TASK PROMPT :: Your task is to transcribe all of the records exactly and leave out the pictures.

EXTRACTED DATA ::
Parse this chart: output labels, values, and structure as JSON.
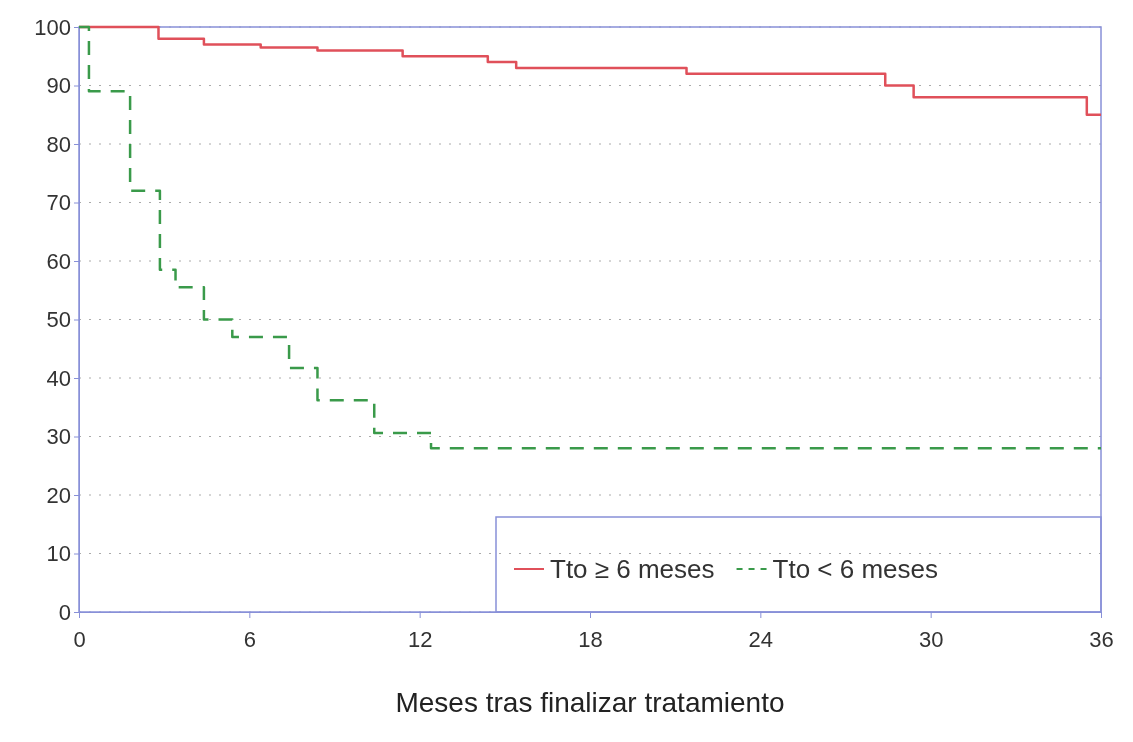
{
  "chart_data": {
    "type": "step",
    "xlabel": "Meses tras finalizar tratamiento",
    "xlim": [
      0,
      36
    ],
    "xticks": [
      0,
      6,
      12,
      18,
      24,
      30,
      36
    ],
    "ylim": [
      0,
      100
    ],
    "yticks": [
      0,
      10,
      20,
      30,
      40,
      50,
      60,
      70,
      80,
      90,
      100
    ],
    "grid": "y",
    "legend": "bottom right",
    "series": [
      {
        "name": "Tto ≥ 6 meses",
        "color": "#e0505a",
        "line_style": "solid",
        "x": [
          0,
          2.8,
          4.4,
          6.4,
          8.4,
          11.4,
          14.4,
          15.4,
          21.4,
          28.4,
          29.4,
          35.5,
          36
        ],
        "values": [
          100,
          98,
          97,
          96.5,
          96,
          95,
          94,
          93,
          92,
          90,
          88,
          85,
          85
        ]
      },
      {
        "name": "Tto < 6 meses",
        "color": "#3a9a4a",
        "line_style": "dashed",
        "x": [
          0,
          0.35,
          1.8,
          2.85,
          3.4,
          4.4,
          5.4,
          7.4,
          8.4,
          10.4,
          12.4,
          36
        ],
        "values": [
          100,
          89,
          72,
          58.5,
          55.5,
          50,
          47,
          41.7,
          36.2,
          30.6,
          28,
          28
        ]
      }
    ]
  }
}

WRITTEN SOLUTION ::
Parse this chart: output labels, values, and structure as JSON.
{
  "chart_data": {
    "type": "step",
    "xlabel": "Meses tras finalizar tratamiento",
    "xlim": [
      0,
      36
    ],
    "xticks": [
      0,
      6,
      12,
      18,
      24,
      30,
      36
    ],
    "ylim": [
      0,
      100
    ],
    "yticks": [
      0,
      10,
      20,
      30,
      40,
      50,
      60,
      70,
      80,
      90,
      100
    ],
    "grid": "y",
    "legend": "bottom right",
    "series": [
      {
        "name": "Tto ≥ 6 meses",
        "color": "#e0505a",
        "line_style": "solid",
        "x": [
          0,
          2.8,
          4.4,
          6.4,
          8.4,
          11.4,
          14.4,
          15.4,
          21.4,
          28.4,
          29.4,
          35.5,
          36
        ],
        "values": [
          100,
          98,
          97,
          96.5,
          96,
          95,
          94,
          93,
          92,
          90,
          88,
          85,
          85
        ]
      },
      {
        "name": "Tto < 6 meses",
        "color": "#3a9a4a",
        "line_style": "dashed",
        "x": [
          0,
          0.35,
          1.8,
          2.85,
          3.4,
          4.4,
          5.4,
          7.4,
          8.4,
          10.4,
          12.4,
          36
        ],
        "values": [
          100,
          89,
          72,
          58.5,
          55.5,
          50,
          47,
          41.7,
          36.2,
          30.6,
          28,
          28
        ]
      }
    ]
  }
}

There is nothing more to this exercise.